* START Excerpted records *

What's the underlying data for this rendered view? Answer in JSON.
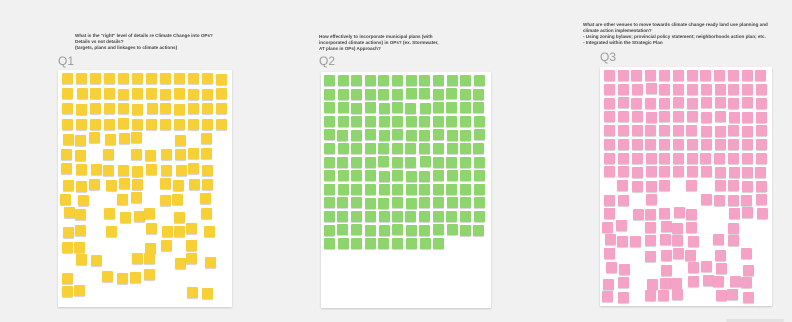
{
  "colors": {
    "background": "#f1f1f1",
    "board": "#ffffff",
    "yellow_note": "#f7d038",
    "green_note": "#8fd56e",
    "pink_note": "#f4a3c7"
  },
  "sections": [
    {
      "label": "Q1",
      "prompt": "What is the \"right\" level of details re Climate Change into OPs?\nDetails vs not details?\n(targets, plans and linkages to climate actions)",
      "note_color": "yellow",
      "note_icon": "sticky-note-icon"
    },
    {
      "label": "Q2",
      "prompt": "How effectively to incorporate municipal plans (with\nincorporated climate actions) in OPs? (ex. Stormwater,\nAT plans in OPs) Approach?",
      "note_color": "green",
      "note_icon": "sticky-note-icon"
    },
    {
      "label": "Q3",
      "prompt": "What are other venues to move towards climate change ready land use planning and\nclimate action implementation?\n- Using zoning bylaws; provincial policy statement; neighborhoods action plan; etc.\n- Integrated within the Strategic Plan",
      "note_color": "pink",
      "note_icon": "sticky-note-icon"
    }
  ]
}
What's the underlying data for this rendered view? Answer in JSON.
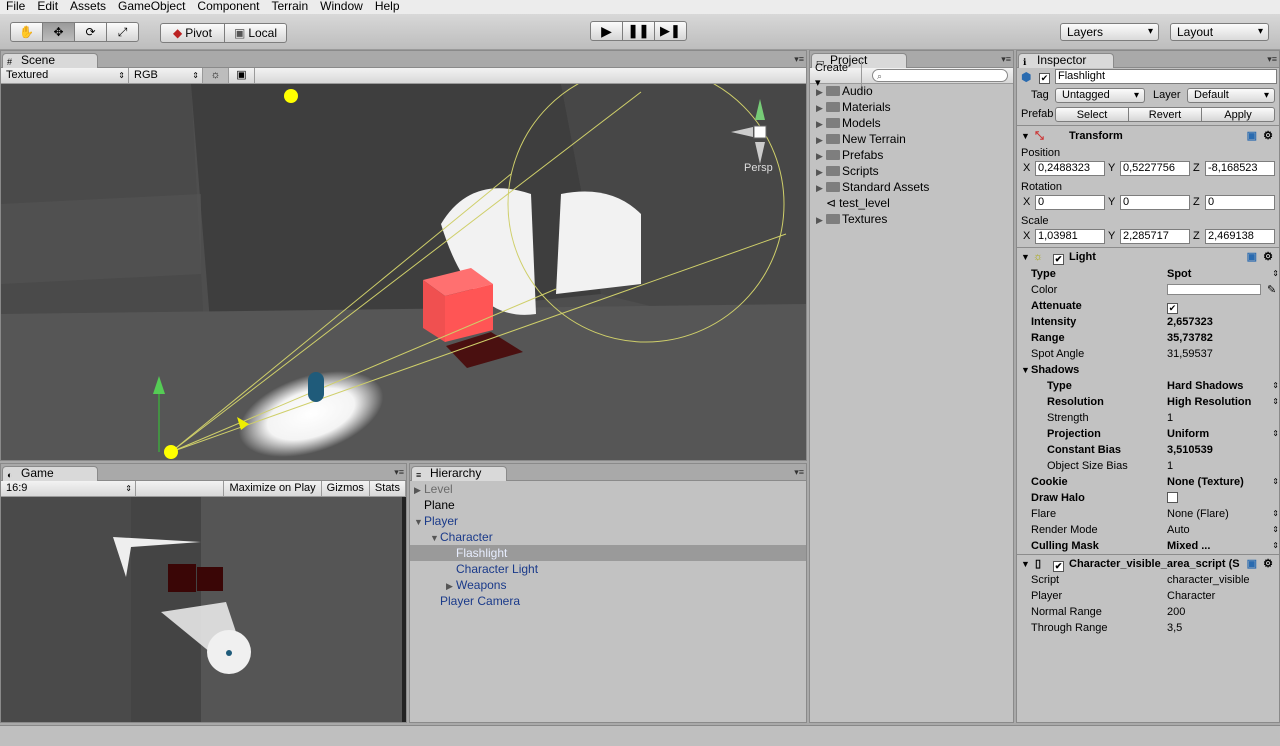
{
  "menu": [
    "File",
    "Edit",
    "Assets",
    "GameObject",
    "Component",
    "Terrain",
    "Window",
    "Help"
  ],
  "toolbar": {
    "pivot": "Pivot",
    "local": "Local",
    "layers": "Layers",
    "layout": "Layout"
  },
  "scene": {
    "tab": "Scene",
    "render_mode": "Textured",
    "color_mode": "RGB",
    "persp_label": "Persp"
  },
  "game": {
    "tab": "Game",
    "aspect": "16:9",
    "maximize": "Maximize on Play",
    "gizmos": "Gizmos",
    "stats": "Stats"
  },
  "project": {
    "tab": "Project",
    "create": "Create",
    "items": [
      "Audio",
      "Materials",
      "Models",
      "New Terrain",
      "Prefabs",
      "Scripts",
      "Standard Assets",
      "test_level",
      "Textures"
    ]
  },
  "hierarchy": {
    "tab": "Hierarchy",
    "items": [
      {
        "label": "Level",
        "indent": 0,
        "tri": "▶",
        "color": "#6b6b6b"
      },
      {
        "label": "Plane",
        "indent": 0,
        "tri": "",
        "color": "#000"
      },
      {
        "label": "Player",
        "indent": 0,
        "tri": "▼",
        "color": "#1a3a8a"
      },
      {
        "label": "Character",
        "indent": 1,
        "tri": "▼",
        "color": "#1a3a8a"
      },
      {
        "label": "Flashlight",
        "indent": 2,
        "tri": "",
        "color": "#e8eeff",
        "selected": true
      },
      {
        "label": "Character Light",
        "indent": 2,
        "tri": "",
        "color": "#1a3a8a"
      },
      {
        "label": "Weapons",
        "indent": 2,
        "tri": "▶",
        "color": "#1a3a8a"
      },
      {
        "label": "Player Camera",
        "indent": 1,
        "tri": "",
        "color": "#1a3a8a"
      }
    ]
  },
  "inspector": {
    "tab": "Inspector",
    "object_name": "Flashlight",
    "tag_label": "Tag",
    "tag": "Untagged",
    "layer_label": "Layer",
    "layer": "Default",
    "prefab_label": "Prefab",
    "select": "Select",
    "revert": "Revert",
    "apply": "Apply",
    "transform": {
      "title": "Transform",
      "position_label": "Position",
      "position": [
        "0,2488323",
        "0,5227756",
        "-8,168523"
      ],
      "rotation_label": "Rotation",
      "rotation": [
        "0",
        "0",
        "0"
      ],
      "scale_label": "Scale",
      "scale": [
        "1,03981",
        "2,285717",
        "2,469138"
      ]
    },
    "light": {
      "title": "Light",
      "rows": [
        {
          "label": "Type",
          "value": "Spot",
          "bold": true,
          "arrow": true
        },
        {
          "label": "Color",
          "value": "",
          "bold": false,
          "swatch": true
        },
        {
          "label": "Attenuate",
          "value": "",
          "bold": true,
          "check": true,
          "checked": true
        },
        {
          "label": "Intensity",
          "value": "2,657323",
          "bold": true
        },
        {
          "label": "Range",
          "value": "35,73782",
          "bold": true
        },
        {
          "label": "Spot Angle",
          "value": "31,59537",
          "bold": false
        },
        {
          "label": "Shadows",
          "value": "",
          "bold": true,
          "section": true
        },
        {
          "label": "Type",
          "value": "Hard Shadows",
          "bold": true,
          "sub": true,
          "arrow": true
        },
        {
          "label": "Resolution",
          "value": "High Resolution",
          "bold": true,
          "sub": true,
          "arrow": true
        },
        {
          "label": "Strength",
          "value": "1",
          "bold": false,
          "sub": true
        },
        {
          "label": "Projection",
          "value": "Uniform",
          "bold": true,
          "sub": true,
          "arrow": true
        },
        {
          "label": "Constant Bias",
          "value": "3,510539",
          "bold": true,
          "sub": true
        },
        {
          "label": "Object Size Bias",
          "value": "1",
          "bold": false,
          "sub": true
        },
        {
          "label": "Cookie",
          "value": "None (Texture)",
          "bold": true,
          "arrow": true
        },
        {
          "label": "Draw Halo",
          "value": "",
          "bold": true,
          "check": true,
          "checked": false
        },
        {
          "label": "Flare",
          "value": "None (Flare)",
          "bold": false,
          "arrow": true
        },
        {
          "label": "Render Mode",
          "value": "Auto",
          "bold": false,
          "arrow": true
        },
        {
          "label": "Culling Mask",
          "value": "Mixed ...",
          "bold": true,
          "arrow": true
        }
      ]
    },
    "script": {
      "title": "Character_visible_area_script (S",
      "rows": [
        {
          "label": "Script",
          "value": "character_visible"
        },
        {
          "label": "Player",
          "value": "Character"
        },
        {
          "label": "Normal Range",
          "value": "200"
        },
        {
          "label": "Through Range",
          "value": "3,5"
        }
      ]
    }
  }
}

* END Excerpted records *

The task:
All of the data above should be transcribed verbatim, with pictures omitted.

Solution below:
What's the underlying data for this rendered view? Answer in JSON.
{
  "colors": {
    "background": "#f1f1f1",
    "board": "#ffffff",
    "yellow_note": "#f7d038",
    "green_note": "#8fd56e",
    "pink_note": "#f4a3c7"
  },
  "sections": [
    {
      "label": "Q1",
      "prompt": "What is the \"right\" level of details re Climate Change into OPs?\nDetails vs not details?\n(targets, plans and linkages to climate actions)",
      "note_color": "yellow",
      "note_icon": "sticky-note-icon"
    },
    {
      "label": "Q2",
      "prompt": "How effectively to incorporate municipal plans (with\nincorporated climate actions) in OPs? (ex. Stormwater,\nAT plans in OPs) Approach?",
      "note_color": "green",
      "note_icon": "sticky-note-icon"
    },
    {
      "label": "Q3",
      "prompt": "What are other venues to move towards climate change ready land use planning and\nclimate action implementation?\n- Using zoning bylaws; provincial policy statement; neighborhoods action plan; etc.\n- Integrated within the Strategic Plan",
      "note_color": "pink",
      "note_icon": "sticky-note-icon"
    }
  ]
}
What's the underlying data for this rendered view? Answer in JSON.
{
  "menu": [
    "File",
    "Edit",
    "Assets",
    "GameObject",
    "Component",
    "Terrain",
    "Window",
    "Help"
  ],
  "toolbar": {
    "pivot": "Pivot",
    "local": "Local",
    "layers": "Layers",
    "layout": "Layout"
  },
  "scene": {
    "tab": "Scene",
    "render_mode": "Textured",
    "color_mode": "RGB",
    "persp_label": "Persp"
  },
  "game": {
    "tab": "Game",
    "aspect": "16:9",
    "maximize": "Maximize on Play",
    "gizmos": "Gizmos",
    "stats": "Stats"
  },
  "project": {
    "tab": "Project",
    "create": "Create",
    "items": [
      "Audio",
      "Materials",
      "Models",
      "New Terrain",
      "Prefabs",
      "Scripts",
      "Standard Assets",
      "test_level",
      "Textures"
    ]
  },
  "hierarchy": {
    "tab": "Hierarchy",
    "items": [
      {
        "label": "Level",
        "indent": 0,
        "tri": "▶",
        "color": "#6b6b6b"
      },
      {
        "label": "Plane",
        "indent": 0,
        "tri": "",
        "color": "#000"
      },
      {
        "label": "Player",
        "indent": 0,
        "tri": "▼",
        "color": "#1a3a8a"
      },
      {
        "label": "Character",
        "indent": 1,
        "tri": "▼",
        "color": "#1a3a8a"
      },
      {
        "label": "Flashlight",
        "indent": 2,
        "tri": "",
        "color": "#e8eeff",
        "selected": true
      },
      {
        "label": "Character Light",
        "indent": 2,
        "tri": "",
        "color": "#1a3a8a"
      },
      {
        "label": "Weapons",
        "indent": 2,
        "tri": "▶",
        "color": "#1a3a8a"
      },
      {
        "label": "Player Camera",
        "indent": 1,
        "tri": "",
        "color": "#1a3a8a"
      }
    ]
  },
  "inspector": {
    "tab": "Inspector",
    "object_name": "Flashlight",
    "tag_label": "Tag",
    "tag": "Untagged",
    "layer_label": "Layer",
    "layer": "Default",
    "prefab_label": "Prefab",
    "select": "Select",
    "revert": "Revert",
    "apply": "Apply",
    "transform": {
      "title": "Transform",
      "position_label": "Position",
      "position": [
        "0,2488323",
        "0,5227756",
        "-8,168523"
      ],
      "rotation_label": "Rotation",
      "rotation": [
        "0",
        "0",
        "0"
      ],
      "scale_label": "Scale",
      "scale": [
        "1,03981",
        "2,285717",
        "2,469138"
      ]
    },
    "light": {
      "title": "Light",
      "rows": [
        {
          "label": "Type",
          "value": "Spot",
          "bold": true,
          "arrow": true
        },
        {
          "label": "Color",
          "value": "",
          "bold": false,
          "swatch": true
        },
        {
          "label": "Attenuate",
          "value": "",
          "bold": true,
          "check": true,
          "checked": true
        },
        {
          "label": "Intensity",
          "value": "2,657323",
          "bold": true
        },
        {
          "label": "Range",
          "value": "35,73782",
          "bold": true
        },
        {
          "label": "Spot Angle",
          "value": "31,59537",
          "bold": false
        },
        {
          "label": "Shadows",
          "value": "",
          "bold": true,
          "section": true
        },
        {
          "label": "Type",
          "value": "Hard Shadows",
          "bold": true,
          "sub": true,
          "arrow": true
        },
        {
          "label": "Resolution",
          "value": "High Resolution",
          "bold": true,
          "sub": true,
          "arrow": true
        },
        {
          "label": "Strength",
          "value": "1",
          "bold": false,
          "sub": true
        },
        {
          "label": "Projection",
          "value": "Uniform",
          "bold": true,
          "sub": true,
          "arrow": true
        },
        {
          "label": "Constant Bias",
          "value": "3,510539",
          "bold": true,
          "sub": true
        },
        {
          "label": "Object Size Bias",
          "value": "1",
          "bold": false,
          "sub": true
        },
        {
          "label": "Cookie",
          "value": "None (Texture)",
          "bold": true,
          "arrow": true
        },
        {
          "label": "Draw Halo",
          "value": "",
          "bold": true,
          "check": true,
          "checked": false
        },
        {
          "label": "Flare",
          "value": "None (Flare)",
          "bold": false,
          "arrow": true
        },
        {
          "label": "Render Mode",
          "value": "Auto",
          "bold": false,
          "arrow": true
        },
        {
          "label": "Culling Mask",
          "value": "Mixed ...",
          "bold": true,
          "arrow": true
        }
      ]
    },
    "script": {
      "title": "Character_visible_area_script (S",
      "rows": [
        {
          "label": "Script",
          "value": "character_visible"
        },
        {
          "label": "Player",
          "value": "Character"
        },
        {
          "label": "Normal Range",
          "value": "200"
        },
        {
          "label": "Through Range",
          "value": "3,5"
        }
      ]
    }
  }
}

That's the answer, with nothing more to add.